• _Stated problem_
Reproduce every record below exactly as written, leaving out any pictures.

Items from a data source:
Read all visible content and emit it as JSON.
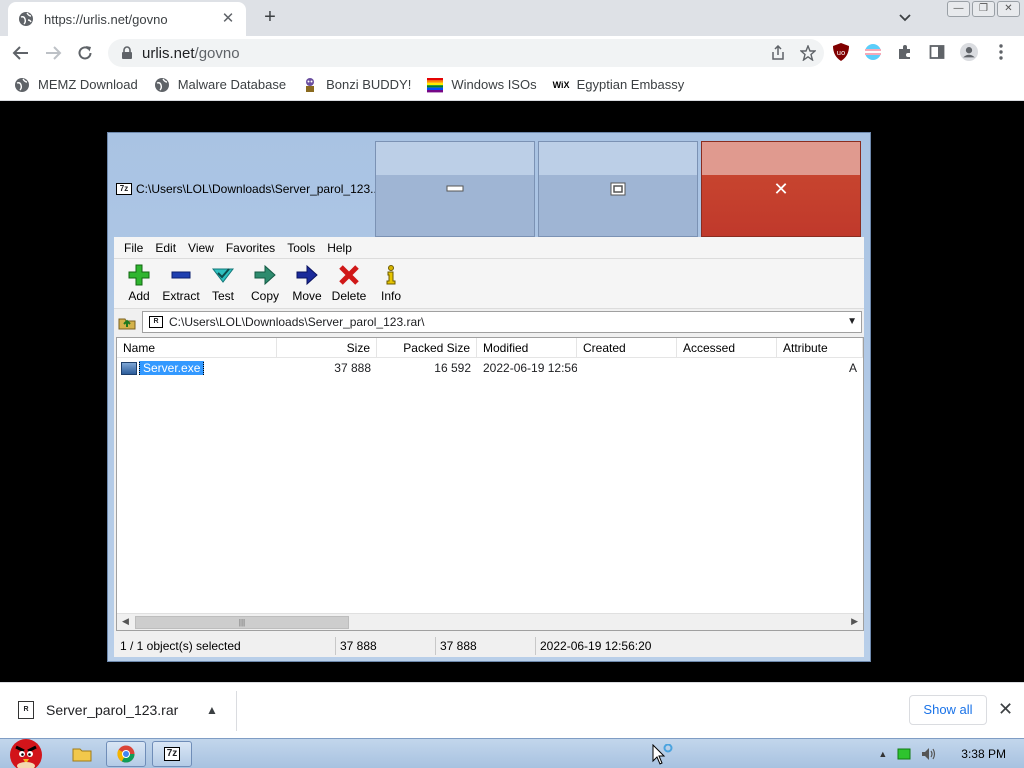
{
  "browser": {
    "tab_title": "https://urlis.net/govno",
    "url_host": "urlis.net",
    "url_path": "/govno",
    "bookmarks": [
      {
        "label": "MEMZ Download",
        "icon": "globe-icon"
      },
      {
        "label": "Malware Database",
        "icon": "globe-icon"
      },
      {
        "label": "Bonzi BUDDY!",
        "icon": "bonzi-icon"
      },
      {
        "label": "Windows ISOs",
        "icon": "rainbow-flag-icon"
      },
      {
        "label": "Egyptian Embassy",
        "icon": "wix-icon"
      }
    ],
    "wix_text": "WiX"
  },
  "app": {
    "title": "C:\\Users\\LOL\\Downloads\\Server_parol_123...",
    "logo_text": "7z",
    "menu": [
      "File",
      "Edit",
      "View",
      "Favorites",
      "Tools",
      "Help"
    ],
    "tools": [
      {
        "label": "Add",
        "icon": "add-icon"
      },
      {
        "label": "Extract",
        "icon": "extract-icon"
      },
      {
        "label": "Test",
        "icon": "test-icon"
      },
      {
        "label": "Copy",
        "icon": "copy-icon"
      },
      {
        "label": "Move",
        "icon": "move-icon"
      },
      {
        "label": "Delete",
        "icon": "delete-icon"
      },
      {
        "label": "Info",
        "icon": "info-icon"
      }
    ],
    "address": "C:\\Users\\LOL\\Downloads\\Server_parol_123.rar\\",
    "archive_icon_text": "R",
    "columns": [
      "Name",
      "Size",
      "Packed Size",
      "Modified",
      "Created",
      "Accessed",
      "Attribute"
    ],
    "rows": [
      {
        "name": "Server.exe",
        "size": "37 888",
        "packed": "16 592",
        "modified": "2022-06-19 12:56",
        "created": "",
        "accessed": "",
        "attr": "A"
      }
    ],
    "status": {
      "selection": "1 / 1 object(s) selected",
      "size": "37 888",
      "packed": "37 888",
      "modified": "2022-06-19 12:56:20"
    }
  },
  "downloads": {
    "file": "Server_parol_123.rar",
    "show_all": "Show all"
  },
  "taskbar": {
    "clock": "3:38 PM"
  },
  "colors": {
    "close_red": "#c0392b",
    "selection_blue": "#3399ff",
    "link_blue": "#1a73e8"
  }
}
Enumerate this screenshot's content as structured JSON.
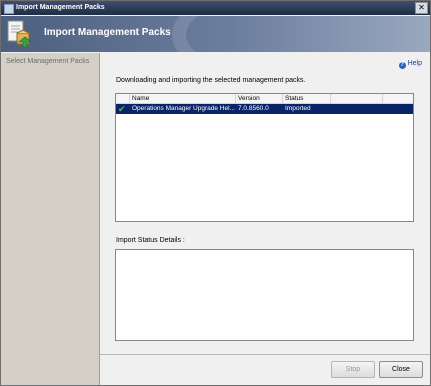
{
  "window": {
    "title": "Import Management Packs",
    "close_glyph": "✕"
  },
  "banner": {
    "title": "Import Management Packs",
    "icon": "management-pack-icon"
  },
  "nav": {
    "items": [
      {
        "label": "Select Management Packs"
      }
    ]
  },
  "main": {
    "help": {
      "label": "Help",
      "icon_glyph": "?"
    },
    "description": "Downloading and importing the selected management packs.",
    "list": {
      "columns": [
        "Name",
        "Version",
        "Status"
      ],
      "rows": [
        {
          "name": "Operations Manager Upgrade Hel...",
          "version": "7.0.8560.0",
          "status": "Imported",
          "selected": true,
          "icon": "check-icon"
        }
      ]
    },
    "status_details_label": "Import Status Details :",
    "status_details_text": ""
  },
  "buttons": {
    "stop": "Stop",
    "close": "Close"
  },
  "colors": {
    "selection": "#0a246a",
    "check": "#4fc04a",
    "banner": "#4c5f7f"
  }
}
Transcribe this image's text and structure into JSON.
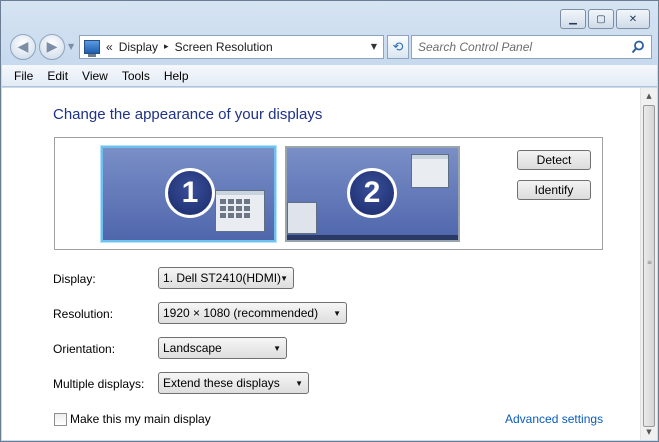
{
  "window": {
    "caption_buttons": [
      "minimize",
      "maximize",
      "close"
    ]
  },
  "address_bar": {
    "chevron": "«",
    "breadcrumbs": [
      "Display",
      "Screen Resolution"
    ],
    "separator": "▸"
  },
  "search": {
    "placeholder": "Search Control Panel"
  },
  "menu": [
    "File",
    "Edit",
    "View",
    "Tools",
    "Help"
  ],
  "main": {
    "title": "Change the appearance of your displays",
    "monitors": [
      {
        "number": "1",
        "selected": true
      },
      {
        "number": "2",
        "selected": false
      }
    ],
    "detect_label": "Detect",
    "identify_label": "Identify",
    "fields": {
      "display": {
        "label": "Display:",
        "value": "1. Dell ST2410(HDMI)"
      },
      "resolution": {
        "label": "Resolution:",
        "value": "1920 × 1080 (recommended)"
      },
      "orientation": {
        "label": "Orientation:",
        "value": "Landscape"
      },
      "multiple": {
        "label": "Multiple displays:",
        "value": "Extend these displays"
      }
    },
    "main_display_label": "Make this my main display",
    "main_display_checked": false,
    "advanced_link": "Advanced settings"
  },
  "colors": {
    "title": "#1e3287",
    "link": "#0b5cbb",
    "selection": "#6ec0ee"
  }
}
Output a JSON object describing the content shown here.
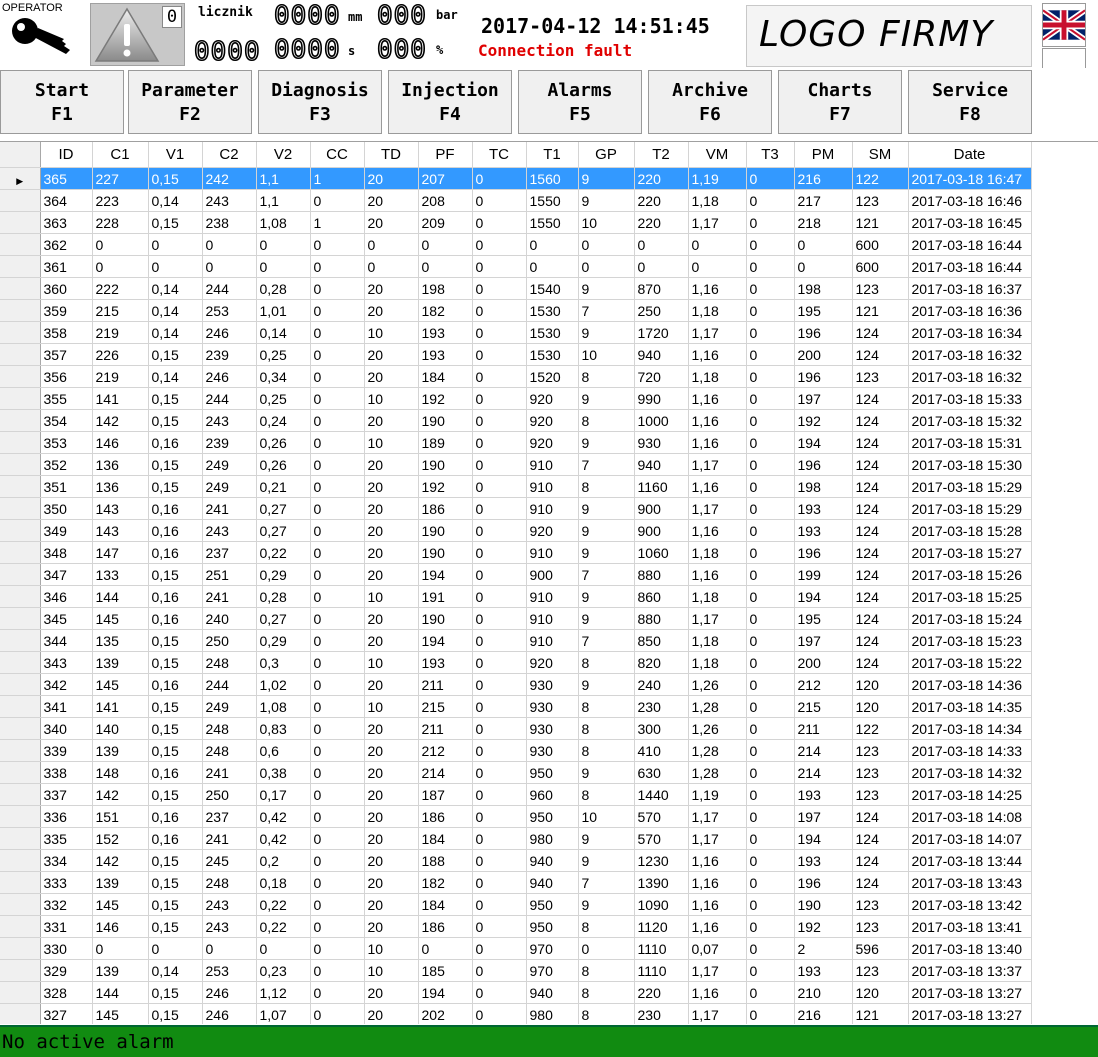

• _Expected answer_
Read all visible content and emit it as JSON.
{
  "browser": {
    "tab_title": "https://urlis.net/govno",
    "url_host": "urlis.net",
    "url_path": "/govno",
    "bookmarks": [
      {
        "label": "MEMZ Download",
        "icon": "globe-icon"
      },
      {
        "label": "Malware Database",
        "icon": "globe-icon"
      },
      {
        "label": "Bonzi BUDDY!",
        "icon": "bonzi-icon"
      },
      {
        "label": "Windows ISOs",
        "icon": "rainbow-flag-icon"
      },
      {
        "label": "Egyptian Embassy",
        "icon": "wix-icon"
      }
    ],
    "wix_text": "WiX"
  },
  "app": {
    "title": "C:\\Users\\LOL\\Downloads\\Server_parol_123...",
    "logo_text": "7z",
    "menu": [
      "File",
      "Edit",
      "View",
      "Favorites",
      "Tools",
      "Help"
    ],
    "tools": [
      {
        "label": "Add",
        "icon": "add-icon"
      },
      {
        "label": "Extract",
        "icon": "extract-icon"
      },
      {
        "label": "Test",
        "icon": "test-icon"
      },
      {
        "label": "Copy",
        "icon": "copy-icon"
      },
      {
        "label": "Move",
        "icon": "move-icon"
      },
      {
        "label": "Delete",
        "icon": "delete-icon"
      },
      {
        "label": "Info",
        "icon": "info-icon"
      }
    ],
    "address": "C:\\Users\\LOL\\Downloads\\Server_parol_123.rar\\",
    "archive_icon_text": "R",
    "columns": [
      "Name",
      "Size",
      "Packed Size",
      "Modified",
      "Created",
      "Accessed",
      "Attribute"
    ],
    "rows": [
      {
        "name": "Server.exe",
        "size": "37 888",
        "packed": "16 592",
        "modified": "2022-06-19 12:56",
        "created": "",
        "accessed": "",
        "attr": "A"
      }
    ],
    "status": {
      "selection": "1 / 1 object(s) selected",
      "size": "37 888",
      "packed": "37 888",
      "modified": "2022-06-19 12:56:20"
    }
  },
  "downloads": {
    "file": "Server_parol_123.rar",
    "show_all": "Show all"
  },
  "taskbar": {
    "clock": "3:38 PM"
  },
  "colors": {
    "close_red": "#c0392b",
    "selection_blue": "#3399ff",
    "link_blue": "#1a73e8"
  }
}
Enumerate this screenshot's content as structured JSON.
{
  "window": {
    "title": "Import Management Packs",
    "close_glyph": "✕"
  },
  "banner": {
    "title": "Import Management Packs",
    "icon": "management-pack-icon"
  },
  "nav": {
    "items": [
      {
        "label": "Select Management Packs"
      }
    ]
  },
  "main": {
    "help": {
      "label": "Help",
      "icon_glyph": "?"
    },
    "description": "Downloading and importing the selected management packs.",
    "list": {
      "columns": [
        "Name",
        "Version",
        "Status"
      ],
      "rows": [
        {
          "name": "Operations Manager Upgrade Hel...",
          "version": "7.0.8560.0",
          "status": "Imported",
          "selected": true,
          "icon": "check-icon"
        }
      ]
    },
    "status_details_label": "Import Status Details :",
    "status_details_text": ""
  },
  "buttons": {
    "stop": "Stop",
    "close": "Close"
  },
  "colors": {
    "selection": "#0a246a",
    "check": "#4fc04a",
    "banner": "#4c5f7f"
  }
}
Transcribe this image's text and structure into JSON.
{
  "window": {
    "caption_buttons": [
      "minimize",
      "maximize",
      "close"
    ]
  },
  "address_bar": {
    "chevron": "«",
    "breadcrumbs": [
      "Display",
      "Screen Resolution"
    ],
    "separator": "▸"
  },
  "search": {
    "placeholder": "Search Control Panel"
  },
  "menu": [
    "File",
    "Edit",
    "View",
    "Tools",
    "Help"
  ],
  "main": {
    "title": "Change the appearance of your displays",
    "monitors": [
      {
        "number": "1",
        "selected": true
      },
      {
        "number": "2",
        "selected": false
      }
    ],
    "detect_label": "Detect",
    "identify_label": "Identify",
    "fields": {
      "display": {
        "label": "Display:",
        "value": "1. Dell ST2410(HDMI)"
      },
      "resolution": {
        "label": "Resolution:",
        "value": "1920 × 1080 (recommended)"
      },
      "orientation": {
        "label": "Orientation:",
        "value": "Landscape"
      },
      "multiple": {
        "label": "Multiple displays:",
        "value": "Extend these displays"
      }
    },
    "main_display_label": "Make this my main display",
    "main_display_checked": false,
    "advanced_link": "Advanced settings"
  },
  "colors": {
    "title": "#1e3287",
    "link": "#0b5cbb",
    "selection": "#6ec0ee"
  }
}
Output a JSON object describing the content shown here.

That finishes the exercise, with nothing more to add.